(Data items)
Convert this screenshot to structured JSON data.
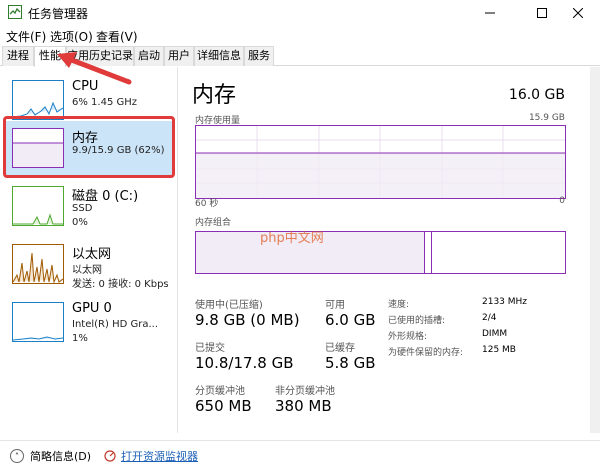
{
  "window": {
    "title": "任务管理器",
    "accent": "#8b2eb6",
    "cpu_color": "#1b7fc8",
    "disk_color": "#4ea72e",
    "net_color": "#a05a00"
  },
  "menu": [
    "文件(F)",
    "选项(O)",
    "查看(V)"
  ],
  "tabs": [
    "进程",
    "性能",
    "应用历史记录",
    "启动",
    "用户",
    "详细信息",
    "服务"
  ],
  "active_tab": "性能",
  "sidebar": [
    {
      "name": "CPU",
      "line1": "6%  1.45 GHz",
      "line2": ""
    },
    {
      "name": "内存",
      "line1": "9.9/15.9 GB (62%)",
      "line2": ""
    },
    {
      "name": "磁盘 0 (C:)",
      "line1": "SSD",
      "line2": "0%"
    },
    {
      "name": "以太网",
      "line1": "以太网",
      "line2": "发送: 0  接收: 0 Kbps"
    },
    {
      "name": "GPU 0",
      "line1": "Intel(R) HD Gra...",
      "line2": "1%"
    }
  ],
  "memory": {
    "title": "内存",
    "total": "16.0 GB",
    "usage_label": "内存使用量",
    "usage_max": "15.9 GB",
    "time_left": "60 秒",
    "time_right": "0",
    "composition_label": "内存组合",
    "composition_used_fraction": 0.62,
    "composition_modified_fraction": 0.64
  },
  "stats": {
    "in_use_label": "使用中(已压缩)",
    "in_use_value": "9.8 GB (0 MB)",
    "available_label": "可用",
    "available_value": "6.0 GB",
    "committed_label": "已提交",
    "committed_value": "10.8/17.8 GB",
    "cached_label": "已缓存",
    "cached_value": "5.8 GB",
    "paged_label": "分页缓冲池",
    "paged_value": "650 MB",
    "nonpaged_label": "非分页缓冲池",
    "nonpaged_value": "380 MB"
  },
  "details": [
    {
      "key": "速度:",
      "value": "2133 MHz"
    },
    {
      "key": "已使用的插槽:",
      "value": "2/4"
    },
    {
      "key": "外形规格:",
      "value": "DIMM"
    },
    {
      "key": "为硬件保留的内存:",
      "value": "125 MB"
    }
  ],
  "watermark": "php中文网",
  "footer": {
    "fewer_details": "简略信息(D)",
    "open_monitor": "打开资源监视器"
  }
}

» **What you will do**: Your task is to retype all the entries exactly and leave out any pictures.

» **Output of the task**:
Convert this screenshot to structured JSON data.
{
  "window": {
    "title": "任务管理器",
    "accent": "#8b2eb6",
    "cpu_color": "#1b7fc8",
    "disk_color": "#4ea72e",
    "net_color": "#a05a00"
  },
  "menu": [
    "文件(F)",
    "选项(O)",
    "查看(V)"
  ],
  "tabs": [
    "进程",
    "性能",
    "应用历史记录",
    "启动",
    "用户",
    "详细信息",
    "服务"
  ],
  "active_tab": "性能",
  "sidebar": [
    {
      "name": "CPU",
      "line1": "6%  1.45 GHz",
      "line2": ""
    },
    {
      "name": "内存",
      "line1": "9.9/15.9 GB (62%)",
      "line2": ""
    },
    {
      "name": "磁盘 0 (C:)",
      "line1": "SSD",
      "line2": "0%"
    },
    {
      "name": "以太网",
      "line1": "以太网",
      "line2": "发送: 0  接收: 0 Kbps"
    },
    {
      "name": "GPU 0",
      "line1": "Intel(R) HD Gra...",
      "line2": "1%"
    }
  ],
  "memory": {
    "title": "内存",
    "total": "16.0 GB",
    "usage_label": "内存使用量",
    "usage_max": "15.9 GB",
    "time_left": "60 秒",
    "time_right": "0",
    "composition_label": "内存组合",
    "composition_used_fraction": 0.62,
    "composition_modified_fraction": 0.64
  },
  "stats": {
    "in_use_label": "使用中(已压缩)",
    "in_use_value": "9.8 GB (0 MB)",
    "available_label": "可用",
    "available_value": "6.0 GB",
    "committed_label": "已提交",
    "committed_value": "10.8/17.8 GB",
    "cached_label": "已缓存",
    "cached_value": "5.8 GB",
    "paged_label": "分页缓冲池",
    "paged_value": "650 MB",
    "nonpaged_label": "非分页缓冲池",
    "nonpaged_value": "380 MB"
  },
  "details": [
    {
      "key": "速度:",
      "value": "2133 MHz"
    },
    {
      "key": "已使用的插槽:",
      "value": "2/4"
    },
    {
      "key": "外形规格:",
      "value": "DIMM"
    },
    {
      "key": "为硬件保留的内存:",
      "value": "125 MB"
    }
  ],
  "watermark": "php中文网",
  "footer": {
    "fewer_details": "简略信息(D)",
    "open_monitor": "打开资源监视器"
  }
}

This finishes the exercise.